_Source passage_

Proposed Collection; Comment Request

Upon Written Request, Copies Available From: Securities and Exchange 
Commission, Office of Investor Education and Advocacy, Washington, DC 
20549-0213.

Extension:
    Rule 22c-2, SEC File No. 270-541, OMB Control No. 3235-0620.

    Notice is hereby given that pursuant to the Paperwork Reduction Act 
of 1995 (44 U.S.C. 3501 et seq.) the Securities and Exchange Commission 
(the ``Commission'') is soliciting comments on the collection of 
information summarized below. The Commission plans to submit this 
existing collection of information to the Office of Management and 
Budget for extension and approval.
    Rule 22c-2 (17 CFR 270.22c-2 ``Mutual Fund Redemption Fees'') under 
the Investment Company Act of 1940 (15 U.S.C. 80a) (the ``Investment 
Company Act'' or ``Act'') requires the board of directors (including a 
majority of independent directors) of most registered investment 
companies (``funds'') to either approve a redemption fee of up to two 
percent or determine that imposition of a redemption fee is not 
necessary or appropriate for the fund. Rule 22c-2 also requires a fund 
to enter into written agreements with their financial intermediaries 
(such as broker-dealers and retirement plan administrators) under which 
the fund, upon request, can obtain certain shareholder identity and 
trading information from the intermediaries. The written agreement must 
also allow the fund to direct the intermediary to prohibit further 
purchases or exchanges by specific shareholders that the fund has 
identified as being engaged in transactions that violate the fund's 
market timing policies. These requirements enable funds to obtain the 
information that they need to monitor the frequency of short-term 
trading in omnibus accounts and enforce their market timing policies.

_Information shown_
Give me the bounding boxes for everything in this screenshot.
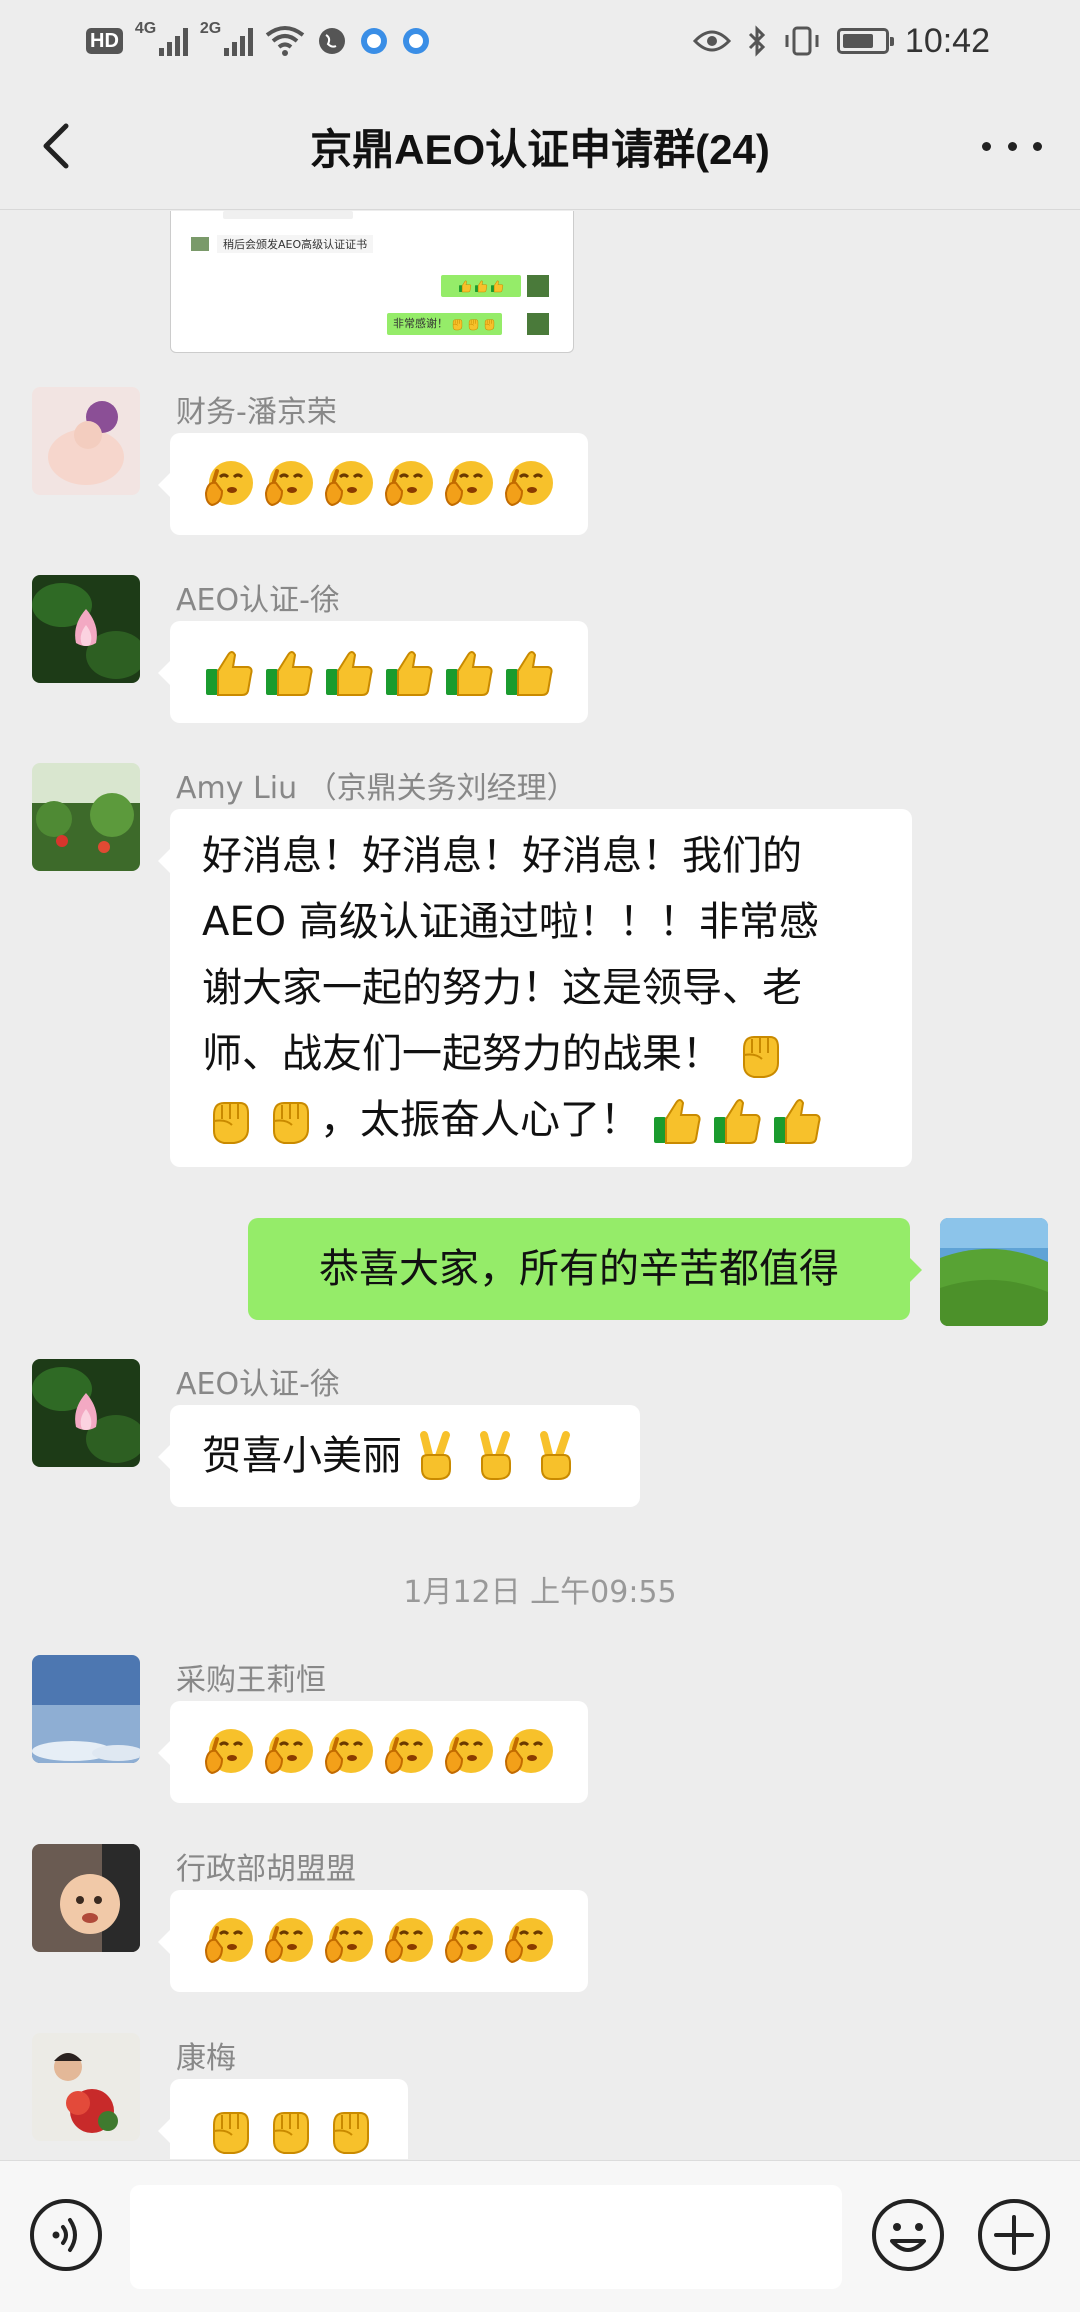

_Objective 1_
According to the Rule 22c-2 notice, why must a fund have written agreements with its financial intermediaries? Answer in one to three sentences.
_Objective 2_
Proceed with the Rule 22c-2 notice, beginning after its final sentence.

_Output 1_
The agreements let a fund obtain shareholder identity and trading information from its intermediaries on request. They also let the fund direct an intermediary to prohibit further purchases or exchanges by shareholders who violate its market timing policies. This gives funds the information they need to monitor the frequency of short-term trading in omnibus accounts and to enforce their market timing policies.

_Output 2_
    The rule includes three ``collections of information'' within the 
meaning of the Paperwork Reduction Act of 1995 (``PRA'').\1\ First, the 
rule requires boards to either approve a redemption fee of up to two 
percent or determine that imposition of a redemption fee is not 
necessary or appropriate for the fund. Second, funds must enter into 
information sharing agreements with all of their ``financial 
intermediaries'' \2\ and maintain a copy of the written information 
sharing agreement with each intermediary in an easily accessible place 
for six years. Third, pursuant to the information sharing agreements, 
funds must have systems that enable them to request frequent trading 
information upon demand from their intermediaries, and to enforce any 
restrictions on trading required by funds under the rule.
---------------------------------------------------------------------------

    \1\ 44 U.S.C. 3501-3520.
    \2\ The rule defines a Financial Intermediary as: (i) Any 
broker, dealer, bank, or other person that holds securities issued 
by the fund in nominee name; (ii) a unit investment trust or fund 
that invests in the fund in reliance on section 12(d)(i)(E) of the 
Act; and (iii) in the case of a participant directed employee 
benefit plan that owns the securities issued by the fund, a 
retirement plan's administrator under section 316(A) of the Employee 
Retirement Security Act of 1974 (29 U.S.C. 1002(16)(A) or any person 
that maintains the plans' participant records. Financial 
Intermediary does not include any person that the fund treats as an 
individual investor with respect to the fund's policies established 
for the purpose of eliminating or reducing any dilution of the value 
of the outstanding securities issued by the fund. Rule 22c-2(c)(1).
---------------------------------------------------------------------------

    The collections of information created by Rule 22c-2 are necessary 
for funds to effectively assess redemption fees, enforce their policies 
in frequent trading, and monitor short-term trading, including market 
timing, in omnibus accounts. These collections of information are 
mandatory for funds that redeem shares within seven days of purchase. 
The collections of information also are necessary to allow Commission 
staff to fulfill its examination and oversight responsibilities.
    Rule 22c-2(a)(1) requires the board of directors of all registered 
investment companies and series thereof (except for money market funds, 
ETFs, or funds that affirmatively permit short-term trading of its 
securities) to approve a redemption fee for the fund, or instead make a 
determination that a redemption fee is either not necessary or 
appropriate for the fund. Commission staff understands that the boards 
of all funds currently in operation have undertaken this process for 
the funds they currently oversee, and the rule does not require boards 
to review this determination periodically once it has been made. 
Accordingly, we expect that only boards of newly registered funds or 
newly created series thereof would undertake this determination.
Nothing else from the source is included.